Retype the records below exactly as they appear.
━━━━━━━━
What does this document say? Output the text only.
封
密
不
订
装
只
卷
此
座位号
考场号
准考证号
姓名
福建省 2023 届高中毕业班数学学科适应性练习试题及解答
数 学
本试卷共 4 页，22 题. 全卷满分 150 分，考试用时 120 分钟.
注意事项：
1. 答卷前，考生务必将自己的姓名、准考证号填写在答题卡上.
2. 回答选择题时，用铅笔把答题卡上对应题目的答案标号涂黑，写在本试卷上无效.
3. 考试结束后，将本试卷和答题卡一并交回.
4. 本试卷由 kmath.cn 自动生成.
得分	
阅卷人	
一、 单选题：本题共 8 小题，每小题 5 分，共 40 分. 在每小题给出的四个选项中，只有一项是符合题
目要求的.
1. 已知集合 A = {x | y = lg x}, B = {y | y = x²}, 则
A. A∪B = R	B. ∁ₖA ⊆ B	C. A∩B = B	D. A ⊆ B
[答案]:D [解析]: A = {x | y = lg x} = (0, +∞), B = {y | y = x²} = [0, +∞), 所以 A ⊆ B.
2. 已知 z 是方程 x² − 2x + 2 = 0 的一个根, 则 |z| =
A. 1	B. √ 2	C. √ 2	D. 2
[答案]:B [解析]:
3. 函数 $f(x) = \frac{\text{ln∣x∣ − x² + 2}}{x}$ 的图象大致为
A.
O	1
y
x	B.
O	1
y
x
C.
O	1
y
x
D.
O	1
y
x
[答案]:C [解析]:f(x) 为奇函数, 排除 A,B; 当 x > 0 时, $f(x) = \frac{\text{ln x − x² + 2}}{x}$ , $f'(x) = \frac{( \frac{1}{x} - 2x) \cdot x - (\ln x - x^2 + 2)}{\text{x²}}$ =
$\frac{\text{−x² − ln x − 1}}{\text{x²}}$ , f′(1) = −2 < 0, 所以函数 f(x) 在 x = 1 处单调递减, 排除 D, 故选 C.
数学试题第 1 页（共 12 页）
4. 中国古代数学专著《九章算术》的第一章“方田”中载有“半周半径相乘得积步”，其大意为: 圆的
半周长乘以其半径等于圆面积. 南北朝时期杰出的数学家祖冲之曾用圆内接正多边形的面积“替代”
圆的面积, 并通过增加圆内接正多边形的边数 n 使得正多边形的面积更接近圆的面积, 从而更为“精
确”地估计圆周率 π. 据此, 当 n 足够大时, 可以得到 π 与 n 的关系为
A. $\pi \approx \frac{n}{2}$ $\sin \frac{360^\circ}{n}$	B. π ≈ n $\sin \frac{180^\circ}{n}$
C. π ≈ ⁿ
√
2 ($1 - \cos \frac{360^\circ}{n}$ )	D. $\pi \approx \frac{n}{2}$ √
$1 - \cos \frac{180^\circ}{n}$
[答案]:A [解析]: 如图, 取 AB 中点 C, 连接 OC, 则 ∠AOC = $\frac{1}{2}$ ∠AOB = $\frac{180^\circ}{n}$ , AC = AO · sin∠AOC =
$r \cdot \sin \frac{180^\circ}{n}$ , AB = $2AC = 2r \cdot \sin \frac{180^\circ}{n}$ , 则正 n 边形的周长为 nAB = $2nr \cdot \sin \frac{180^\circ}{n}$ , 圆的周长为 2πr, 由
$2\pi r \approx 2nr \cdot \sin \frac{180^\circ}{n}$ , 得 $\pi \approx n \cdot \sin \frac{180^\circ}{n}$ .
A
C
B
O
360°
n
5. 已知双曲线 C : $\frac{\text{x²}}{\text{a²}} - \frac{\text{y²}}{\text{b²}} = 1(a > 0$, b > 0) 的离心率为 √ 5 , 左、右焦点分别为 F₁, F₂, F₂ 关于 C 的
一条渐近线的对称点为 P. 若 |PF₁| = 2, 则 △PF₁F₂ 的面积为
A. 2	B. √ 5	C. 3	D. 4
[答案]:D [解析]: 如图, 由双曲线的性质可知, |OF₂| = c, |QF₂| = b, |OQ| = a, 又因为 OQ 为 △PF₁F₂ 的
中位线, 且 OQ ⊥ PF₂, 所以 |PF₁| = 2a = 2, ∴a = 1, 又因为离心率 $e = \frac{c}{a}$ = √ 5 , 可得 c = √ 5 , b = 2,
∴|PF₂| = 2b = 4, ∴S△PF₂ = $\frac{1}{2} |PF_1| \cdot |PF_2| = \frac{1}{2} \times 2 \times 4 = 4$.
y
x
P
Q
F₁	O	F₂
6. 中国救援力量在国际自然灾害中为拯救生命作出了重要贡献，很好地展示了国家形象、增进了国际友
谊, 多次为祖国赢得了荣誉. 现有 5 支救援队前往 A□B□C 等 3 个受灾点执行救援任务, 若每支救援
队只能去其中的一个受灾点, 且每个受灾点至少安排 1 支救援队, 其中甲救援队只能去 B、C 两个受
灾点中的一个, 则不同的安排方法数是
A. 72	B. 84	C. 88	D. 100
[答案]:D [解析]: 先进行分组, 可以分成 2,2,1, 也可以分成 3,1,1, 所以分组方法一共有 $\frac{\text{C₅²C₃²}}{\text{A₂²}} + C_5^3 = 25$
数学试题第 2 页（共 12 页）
━━━━━━━━
**THE COMPLETED TASK:**
What does this document say? Output the text only.
封
密
不
订
装
只
卷
此
座位号
考场号
准考证号
姓名
福建省 2023 届高中毕业班数学学科适应性练习试题及解答
数 学
本试卷共 4 页，22 题. 全卷满分 150 分，考试用时 120 分钟.
注意事项：
1. 答卷前，考生务必将自己的姓名、准考证号填写在答题卡上.
2. 回答选择题时，用铅笔把答题卡上对应题目的答案标号涂黑，写在本试卷上无效.
3. 考试结束后，将本试卷和答题卡一并交回.
4. 本试卷由 kmath.cn 自动生成.
得分	
阅卷人	
一、 单选题：本题共 8 小题，每小题 5 分，共 40 分. 在每小题给出的四个选项中，只有一项是符合题
目要求的.
1. 已知集合 A = {x | y = lg x}, B = {y | y = x²}, 则
A. A∪B = R	B. ∁ₖA ⊆ B	C. A∩B = B	D. A ⊆ B
[答案]:D [解析]: A = {x | y = lg x} = (0, +∞), B = {y | y = x²} = [0, +∞), 所以 A ⊆ B.
2. 已知 z 是方程 x² − 2x + 2 = 0 的一个根, 则 |z| =
A. 1	B. √ 2	C. √ 2	D. 2
[答案]:B [解析]:
3. 函数 $f(x) = \frac{\text{ln∣x∣ − x² + 2}}{x}$ 的图象大致为
A.
O	1
y
x	B.
O	1
y
x
C.
O	1
y
x
D.
O	1
y
x
[答案]:C [解析]:f(x) 为奇函数, 排除 A,B; 当 x > 0 时, $f(x) = \frac{\text{ln x − x² + 2}}{x}$ , $f'(x) = \frac{( \frac{1}{x} - 2x) \cdot x - (\ln x - x^2 + 2)}{\text{x²}}$ =
$\frac{\text{−x² − ln x − 1}}{\text{x²}}$ , f′(1) = −2 < 0, 所以函数 f(x) 在 x = 1 处单调递减, 排除 D, 故选 C.
数学试题第 1 页（共 12 页）
4. 中国古代数学专著《九章算术》的第一章“方田”中载有“半周半径相乘得积步”，其大意为: 圆的
半周长乘以其半径等于圆面积. 南北朝时期杰出的数学家祖冲之曾用圆内接正多边形的面积“替代”
圆的面积, 并通过增加圆内接正多边形的边数 n 使得正多边形的面积更接近圆的面积, 从而更为“精
确”地估计圆周率 π. 据此, 当 n 足够大时, 可以得到 π 与 n 的关系为
A. $\pi \approx \frac{n}{2}$ $\sin \frac{360^\circ}{n}$	B. π ≈ n $\sin \frac{180^\circ}{n}$
C. π ≈ ⁿ
√
2 ($1 - \cos \frac{360^\circ}{n}$ )	D. $\pi \approx \frac{n}{2}$ √
$1 - \cos \frac{180^\circ}{n}$
[答案]:A [解析]: 如图, 取 AB 中点 C, 连接 OC, 则 ∠AOC = $\frac{1}{2}$ ∠AOB = $\frac{180^\circ}{n}$ , AC = AO · sin∠AOC =
$r \cdot \sin \frac{180^\circ}{n}$ , AB = $2AC = 2r \cdot \sin \frac{180^\circ}{n}$ , 则正 n 边形的周长为 nAB = $2nr \cdot \sin \frac{180^\circ}{n}$ , 圆的周长为 2πr, 由
$2\pi r \approx 2nr \cdot \sin \frac{180^\circ}{n}$ , 得 $\pi \approx n \cdot \sin \frac{180^\circ}{n}$ .
A
C
B
O
360°
n
5. 已知双曲线 C : $\frac{\text{x²}}{\text{a²}} - \frac{\text{y²}}{\text{b²}} = 1(a > 0$, b > 0) 的离心率为 √ 5 , 左、右焦点分别为 F₁, F₂, F₂ 关于 C 的
一条渐近线的对称点为 P. 若 |PF₁| = 2, 则 △PF₁F₂ 的面积为
A. 2	B. √ 5	C. 3	D. 4
[答案]:D [解析]: 如图, 由双曲线的性质可知, |OF₂| = c, |QF₂| = b, |OQ| = a, 又因为 OQ 为 △PF₁F₂ 的
中位线, 且 OQ ⊥ PF₂, 所以 |PF₁| = 2a = 2, ∴a = 1, 又因为离心率 $e = \frac{c}{a}$ = √ 5 , 可得 c = √ 5 , b = 2,
∴|PF₂| = 2b = 4, ∴S△PF₂ = $\frac{1}{2} |PF_1| \cdot |PF_2| = \frac{1}{2} \times 2 \times 4 = 4$.
y
x
P
Q
F₁	O	F₂
6. 中国救援力量在国际自然灾害中为拯救生命作出了重要贡献，很好地展示了国家形象、增进了国际友
谊, 多次为祖国赢得了荣誉. 现有 5 支救援队前往 A□B□C 等 3 个受灾点执行救援任务, 若每支救援
队只能去其中的一个受灾点, 且每个受灾点至少安排 1 支救援队, 其中甲救援队只能去 B、C 两个受
灾点中的一个, 则不同的安排方法数是
A. 72	B. 84	C. 88	D. 100
[答案]:D [解析]: 先进行分组, 可以分成 2,2,1, 也可以分成 3,1,1, 所以分组方法一共有 $\frac{\text{C₅²C₃²}}{\text{A₂²}} + C_5^3 = 25$
数学试题第 2 页（共 12 页）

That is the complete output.